• EXERCISE BRIEF:
Every entry needs to be printed exactly, please.

• WORKING DATA:
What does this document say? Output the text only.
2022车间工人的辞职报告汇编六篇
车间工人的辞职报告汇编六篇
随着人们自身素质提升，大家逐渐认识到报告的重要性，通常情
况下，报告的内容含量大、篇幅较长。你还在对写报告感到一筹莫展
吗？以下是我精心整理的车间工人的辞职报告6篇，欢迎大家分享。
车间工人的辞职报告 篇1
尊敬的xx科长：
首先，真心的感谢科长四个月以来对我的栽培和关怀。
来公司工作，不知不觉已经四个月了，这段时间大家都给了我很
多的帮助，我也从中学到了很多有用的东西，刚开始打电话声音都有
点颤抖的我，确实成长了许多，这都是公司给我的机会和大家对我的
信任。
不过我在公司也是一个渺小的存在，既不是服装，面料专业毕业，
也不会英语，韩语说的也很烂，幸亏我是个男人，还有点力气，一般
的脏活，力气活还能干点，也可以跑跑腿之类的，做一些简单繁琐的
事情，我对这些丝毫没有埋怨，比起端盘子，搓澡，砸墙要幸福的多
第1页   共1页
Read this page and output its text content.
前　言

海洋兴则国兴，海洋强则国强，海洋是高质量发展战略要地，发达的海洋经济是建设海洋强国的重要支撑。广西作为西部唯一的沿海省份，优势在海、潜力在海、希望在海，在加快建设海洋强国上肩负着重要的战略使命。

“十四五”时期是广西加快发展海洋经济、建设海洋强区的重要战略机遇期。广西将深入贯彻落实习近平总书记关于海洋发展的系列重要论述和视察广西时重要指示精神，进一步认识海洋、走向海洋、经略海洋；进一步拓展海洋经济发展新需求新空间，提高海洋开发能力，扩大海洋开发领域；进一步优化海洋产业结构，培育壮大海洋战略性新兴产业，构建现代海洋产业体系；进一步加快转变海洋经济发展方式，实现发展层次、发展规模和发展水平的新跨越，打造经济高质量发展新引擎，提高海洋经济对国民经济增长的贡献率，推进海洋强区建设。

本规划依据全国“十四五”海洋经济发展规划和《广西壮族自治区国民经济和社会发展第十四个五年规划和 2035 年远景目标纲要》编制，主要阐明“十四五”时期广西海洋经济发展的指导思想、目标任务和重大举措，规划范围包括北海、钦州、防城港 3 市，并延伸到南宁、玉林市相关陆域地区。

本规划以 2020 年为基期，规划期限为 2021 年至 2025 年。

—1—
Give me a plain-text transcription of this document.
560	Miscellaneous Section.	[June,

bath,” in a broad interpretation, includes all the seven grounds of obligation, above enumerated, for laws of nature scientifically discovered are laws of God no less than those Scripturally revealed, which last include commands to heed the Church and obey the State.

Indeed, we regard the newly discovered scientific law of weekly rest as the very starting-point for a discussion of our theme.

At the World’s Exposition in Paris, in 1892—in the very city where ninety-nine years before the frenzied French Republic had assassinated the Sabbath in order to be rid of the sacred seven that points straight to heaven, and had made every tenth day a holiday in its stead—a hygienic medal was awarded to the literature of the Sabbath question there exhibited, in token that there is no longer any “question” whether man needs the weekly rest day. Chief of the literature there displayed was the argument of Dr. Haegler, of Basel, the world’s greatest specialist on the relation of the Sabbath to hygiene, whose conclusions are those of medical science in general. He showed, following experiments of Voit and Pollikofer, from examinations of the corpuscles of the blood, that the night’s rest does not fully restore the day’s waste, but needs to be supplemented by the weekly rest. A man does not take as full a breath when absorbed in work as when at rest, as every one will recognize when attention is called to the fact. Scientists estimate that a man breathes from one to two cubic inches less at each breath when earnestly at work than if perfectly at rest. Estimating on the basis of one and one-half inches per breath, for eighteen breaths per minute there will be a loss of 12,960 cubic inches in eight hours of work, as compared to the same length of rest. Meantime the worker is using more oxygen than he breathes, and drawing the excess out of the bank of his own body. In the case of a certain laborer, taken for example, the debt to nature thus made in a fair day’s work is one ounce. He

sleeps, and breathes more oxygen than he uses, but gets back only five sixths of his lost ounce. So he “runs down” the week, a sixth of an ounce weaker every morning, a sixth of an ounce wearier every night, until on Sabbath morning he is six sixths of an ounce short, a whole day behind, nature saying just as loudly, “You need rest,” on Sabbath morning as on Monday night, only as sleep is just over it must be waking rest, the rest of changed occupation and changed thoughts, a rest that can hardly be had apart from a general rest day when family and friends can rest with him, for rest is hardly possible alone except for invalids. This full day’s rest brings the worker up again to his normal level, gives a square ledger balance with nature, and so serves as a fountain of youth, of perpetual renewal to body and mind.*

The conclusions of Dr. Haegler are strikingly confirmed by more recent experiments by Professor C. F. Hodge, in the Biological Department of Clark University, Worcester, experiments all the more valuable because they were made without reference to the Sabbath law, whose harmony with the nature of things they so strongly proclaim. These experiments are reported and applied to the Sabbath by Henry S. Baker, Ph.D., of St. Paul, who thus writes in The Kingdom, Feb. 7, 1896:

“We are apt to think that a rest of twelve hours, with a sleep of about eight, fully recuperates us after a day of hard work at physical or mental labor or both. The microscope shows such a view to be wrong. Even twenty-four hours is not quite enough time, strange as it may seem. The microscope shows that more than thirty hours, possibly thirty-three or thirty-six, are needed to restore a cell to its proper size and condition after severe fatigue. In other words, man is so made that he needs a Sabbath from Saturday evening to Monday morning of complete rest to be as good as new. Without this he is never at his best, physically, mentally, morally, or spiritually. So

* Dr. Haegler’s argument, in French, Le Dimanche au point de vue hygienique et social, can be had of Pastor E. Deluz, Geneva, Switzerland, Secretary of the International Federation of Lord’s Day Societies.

• RESULT OF THIS TASK:
What does this document say? Output the text only.
2022车间工人的辞职报告汇编六篇
车间工人的辞职报告汇编六篇
随着人们自身素质提升，大家逐渐认识到报告的重要性，通常情
况下，报告的内容含量大、篇幅较长。你还在对写报告感到一筹莫展
吗？以下是我精心整理的车间工人的辞职报告6篇，欢迎大家分享。
车间工人的辞职报告 篇1
尊敬的xx科长：
首先，真心的感谢科长四个月以来对我的栽培和关怀。
来公司工作，不知不觉已经四个月了，这段时间大家都给了我很
多的帮助，我也从中学到了很多有用的东西，刚开始打电话声音都有
点颤抖的我，确实成长了许多，这都是公司给我的机会和大家对我的
信任。
不过我在公司也是一个渺小的存在，既不是服装，面料专业毕业，
也不会英语，韩语说的也很烂，幸亏我是个男人，还有点力气，一般
的脏活，力气活还能干点，也可以跑跑腿之类的，做一些简单繁琐的
事情，我对这些丝毫没有埋怨，比起端盘子，搓澡，砸墙要幸福的多
第1页   共1页
Read this page and output its text content.
前　言

海洋兴则国兴，海洋强则国强，海洋是高质量发展战略要地，发达的海洋经济是建设海洋强国的重要支撑。广西作为西部唯一的沿海省份，优势在海、潜力在海、希望在海，在加快建设海洋强国上肩负着重要的战略使命。

“十四五”时期是广西加快发展海洋经济、建设海洋强区的重要战略机遇期。广西将深入贯彻落实习近平总书记关于海洋发展的系列重要论述和视察广西时重要指示精神，进一步认识海洋、走向海洋、经略海洋；进一步拓展海洋经济发展新需求新空间，提高海洋开发能力，扩大海洋开发领域；进一步优化海洋产业结构，培育壮大海洋战略性新兴产业，构建现代海洋产业体系；进一步加快转变海洋经济发展方式，实现发展层次、发展规模和发展水平的新跨越，打造经济高质量发展新引擎，提高海洋经济对国民经济增长的贡献率，推进海洋强区建设。

本规划依据全国“十四五”海洋经济发展规划和《广西壮族自治区国民经济和社会发展第十四个五年规划和 2035 年远景目标纲要》编制，主要阐明“十四五”时期广西海洋经济发展的指导思想、目标任务和重大举措，规划范围包括北海、钦州、防城港 3 市，并延伸到南宁、玉林市相关陆域地区。

本规划以 2020 年为基期，规划期限为 2021 年至 2025 年。

—1—
Give me a plain-text transcription of this document.
560	Miscellaneous Section.	[June,

bath,” in a broad interpretation, includes all the seven grounds of obligation, above enumerated, for laws of nature scientifically discovered are laws of God no less than those Scripturally revealed, which last include commands to heed the Church and obey the State.

Indeed, we regard the newly discovered scientific law of weekly rest as the very starting-point for a discussion of our theme.

At the World’s Exposition in Paris, in 1892—in the very city where ninety-nine years before the frenzied French Republic had assassinated the Sabbath in order to be rid of the sacred seven that points straight to heaven, and had made every tenth day a holiday in its stead—a hygienic medal was awarded to the literature of the Sabbath question there exhibited, in token that there is no longer any “question” whether man needs the weekly rest day. Chief of the literature there displayed was the argument of Dr. Haegler, of Basel, the world’s greatest specialist on the relation of the Sabbath to hygiene, whose conclusions are those of medical science in general. He showed, following experiments of Voit and Pollikofer, from examinations of the corpuscles of the blood, that the night’s rest does not fully restore the day’s waste, but needs to be supplemented by the weekly rest. A man does not take as full a breath when absorbed in work as when at rest, as every one will recognize when attention is called to the fact. Scientists estimate that a man breathes from one to two cubic inches less at each breath when earnestly at work than if perfectly at rest. Estimating on the basis of one and one-half inches per breath, for eighteen breaths per minute there will be a loss of 12,960 cubic inches in eight hours of work, as compared to the same length of rest. Meantime the worker is using more oxygen than he breathes, and drawing the excess out of the bank of his own body. In the case of a certain laborer, taken for example, the debt to nature thus made in a fair day’s work is one ounce. He

sleeps, and breathes more oxygen than he uses, but gets back only five sixths of his lost ounce. So he “runs down” the week, a sixth of an ounce weaker every morning, a sixth of an ounce wearier every night, until on Sabbath morning he is six sixths of an ounce short, a whole day behind, nature saying just as loudly, “You need rest,” on Sabbath morning as on Monday night, only as sleep is just over it must be waking rest, the rest of changed occupation and changed thoughts, a rest that can hardly be had apart from a general rest day when family and friends can rest with him, for rest is hardly possible alone except for invalids. This full day’s rest brings the worker up again to his normal level, gives a square ledger balance with nature, and so serves as a fountain of youth, of perpetual renewal to body and mind.*

The conclusions of Dr. Haegler are strikingly confirmed by more recent experiments by Professor C. F. Hodge, in the Biological Department of Clark University, Worcester, experiments all the more valuable because they were made without reference to the Sabbath law, whose harmony with the nature of things they so strongly proclaim. These experiments are reported and applied to the Sabbath by Henry S. Baker, Ph.D., of St. Paul, who thus writes in The Kingdom, Feb. 7, 1896:

“We are apt to think that a rest of twelve hours, with a sleep of about eight, fully recuperates us after a day of hard work at physical or mental labor or both. The microscope shows such a view to be wrong. Even twenty-four hours is not quite enough time, strange as it may seem. The microscope shows that more than thirty hours, possibly thirty-three or thirty-six, are needed to restore a cell to its proper size and condition after severe fatigue. In other words, man is so made that he needs a Sabbath from Saturday evening to Monday morning of complete rest to be as good as new. Without this he is never at his best, physically, mentally, morally, or spiritually. So

* Dr. Haegler’s argument, in French, Le Dimanche au point de vue hygienique et social, can be had of Pastor E. Deluz, Geneva, Switzerland, Secretary of the International Federation of Lord’s Day Societies.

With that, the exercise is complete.